Ihre Aufgabe — Schreiben Sie aus dem folgenden Textauszug über die Kindheit den Abschnitt von „In der Kindheit“ bis einschließlich „Kinder heute vor?“ wortgetreu ab.

Kinder brauchen Anker
Die Gesellschaft hat sich verändert, die kindlichen Bedürfnisse sind die gleichen geblieben.
In der Kindheit lernen, probieren und erfahren wir mehr als in unserem gesamten späteren Leben. In dieser Zeit lernen wir, erste Beziehungen zu leben, wir werden sozialisiert und in die Traditionen sowie Wert- und Normvorstellungen unserer Gesellschaft eingeführt. In dieser sensiblen Lebensphase prägen alle Eindrücke den noch offenen, neugierigen und lernbereiten Menschen nachhaltig. Doch was finden die Kinder heute vor?

Daten —

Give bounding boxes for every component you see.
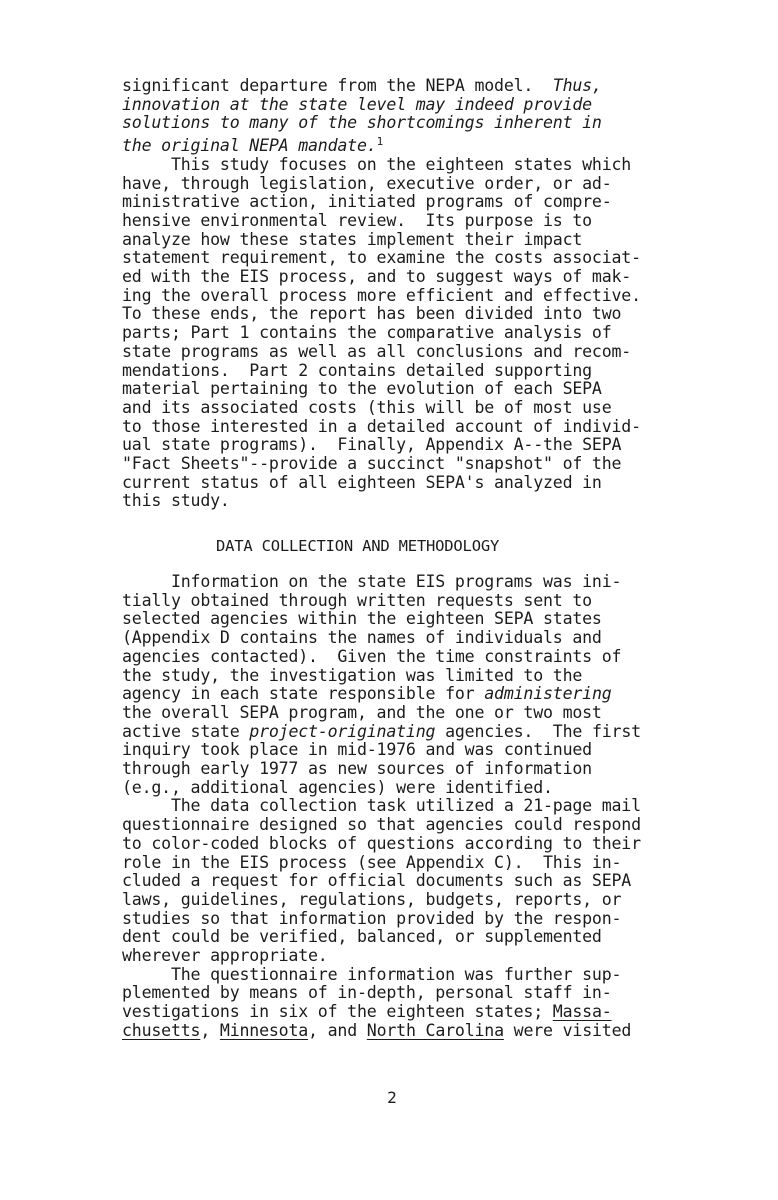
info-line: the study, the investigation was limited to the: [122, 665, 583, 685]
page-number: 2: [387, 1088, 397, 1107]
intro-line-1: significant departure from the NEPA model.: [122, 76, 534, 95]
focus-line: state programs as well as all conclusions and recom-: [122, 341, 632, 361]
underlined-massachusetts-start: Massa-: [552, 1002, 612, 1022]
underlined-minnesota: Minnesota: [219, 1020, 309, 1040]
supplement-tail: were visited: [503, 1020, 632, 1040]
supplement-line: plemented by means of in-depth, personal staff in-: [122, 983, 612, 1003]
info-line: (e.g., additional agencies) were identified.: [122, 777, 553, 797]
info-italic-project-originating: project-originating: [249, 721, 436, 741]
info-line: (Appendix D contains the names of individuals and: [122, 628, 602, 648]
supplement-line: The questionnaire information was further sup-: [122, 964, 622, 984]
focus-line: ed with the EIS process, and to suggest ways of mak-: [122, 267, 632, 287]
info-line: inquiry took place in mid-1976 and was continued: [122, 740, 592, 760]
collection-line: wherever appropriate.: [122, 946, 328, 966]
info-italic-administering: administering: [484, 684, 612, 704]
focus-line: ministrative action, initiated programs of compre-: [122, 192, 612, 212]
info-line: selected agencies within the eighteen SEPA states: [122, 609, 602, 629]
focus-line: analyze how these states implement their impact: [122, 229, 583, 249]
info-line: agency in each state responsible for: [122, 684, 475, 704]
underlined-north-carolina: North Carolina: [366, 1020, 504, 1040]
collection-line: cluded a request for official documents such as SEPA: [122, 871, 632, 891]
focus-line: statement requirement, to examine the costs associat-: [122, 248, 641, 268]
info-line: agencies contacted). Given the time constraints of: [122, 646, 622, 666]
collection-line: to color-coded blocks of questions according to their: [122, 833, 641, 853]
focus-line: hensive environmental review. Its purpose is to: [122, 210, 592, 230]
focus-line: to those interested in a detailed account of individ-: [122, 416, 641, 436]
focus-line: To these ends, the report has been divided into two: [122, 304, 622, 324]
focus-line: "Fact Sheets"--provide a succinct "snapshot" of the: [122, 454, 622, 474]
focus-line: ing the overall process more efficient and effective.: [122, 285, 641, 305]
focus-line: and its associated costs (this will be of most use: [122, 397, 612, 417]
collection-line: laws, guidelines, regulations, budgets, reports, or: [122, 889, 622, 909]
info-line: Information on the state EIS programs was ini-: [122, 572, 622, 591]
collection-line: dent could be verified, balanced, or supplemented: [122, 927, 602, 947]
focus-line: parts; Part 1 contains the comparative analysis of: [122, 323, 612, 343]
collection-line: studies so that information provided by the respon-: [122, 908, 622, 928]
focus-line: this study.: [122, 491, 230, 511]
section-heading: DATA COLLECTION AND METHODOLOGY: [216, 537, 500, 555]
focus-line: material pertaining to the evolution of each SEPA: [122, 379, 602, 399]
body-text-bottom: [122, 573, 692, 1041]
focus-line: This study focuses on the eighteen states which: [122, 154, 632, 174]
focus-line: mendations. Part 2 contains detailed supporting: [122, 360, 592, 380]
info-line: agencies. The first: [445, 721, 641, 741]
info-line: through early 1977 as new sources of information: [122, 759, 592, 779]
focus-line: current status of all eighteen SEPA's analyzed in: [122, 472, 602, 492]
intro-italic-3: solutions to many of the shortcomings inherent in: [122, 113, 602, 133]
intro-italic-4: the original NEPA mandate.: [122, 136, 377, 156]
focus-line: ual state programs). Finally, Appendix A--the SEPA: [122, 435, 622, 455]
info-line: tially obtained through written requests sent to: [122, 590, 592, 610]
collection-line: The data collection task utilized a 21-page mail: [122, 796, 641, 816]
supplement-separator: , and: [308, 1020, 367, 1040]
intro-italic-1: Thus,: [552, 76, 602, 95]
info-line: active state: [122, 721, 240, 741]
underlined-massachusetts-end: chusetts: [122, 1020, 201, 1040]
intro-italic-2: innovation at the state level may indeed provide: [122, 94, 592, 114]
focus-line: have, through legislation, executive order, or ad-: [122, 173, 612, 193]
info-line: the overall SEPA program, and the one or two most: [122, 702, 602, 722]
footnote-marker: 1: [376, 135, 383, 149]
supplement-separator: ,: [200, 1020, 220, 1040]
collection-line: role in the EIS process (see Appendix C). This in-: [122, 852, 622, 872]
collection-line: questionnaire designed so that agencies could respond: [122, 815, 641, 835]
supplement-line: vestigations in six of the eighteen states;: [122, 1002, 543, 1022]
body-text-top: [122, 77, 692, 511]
==
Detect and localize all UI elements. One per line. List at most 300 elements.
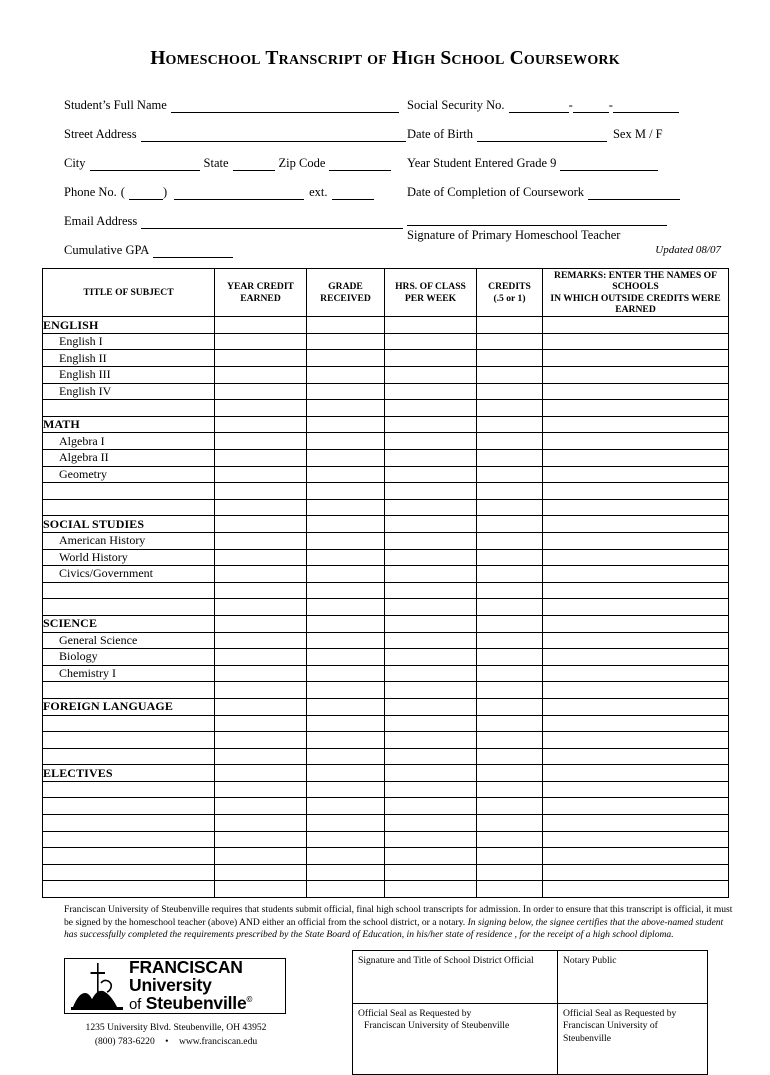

Lösung —
In der Kindheit lernen, probieren und erfahren wir mehr als in unserem gesamten späteren Leben. In dieser Zeit lernen wir, erste Beziehungen zu leben, wir werden sozialisiert und in die Traditionen sowie Wert- und Normvorstellungen unserer Gesellschaft eingeführt. In dieser sensiblen Lebensphase prägen alle Eindrücke den noch offenen, neugierigen und lernbereiten Menschen nachhaltig. Doch was finden die Kinder heute vor?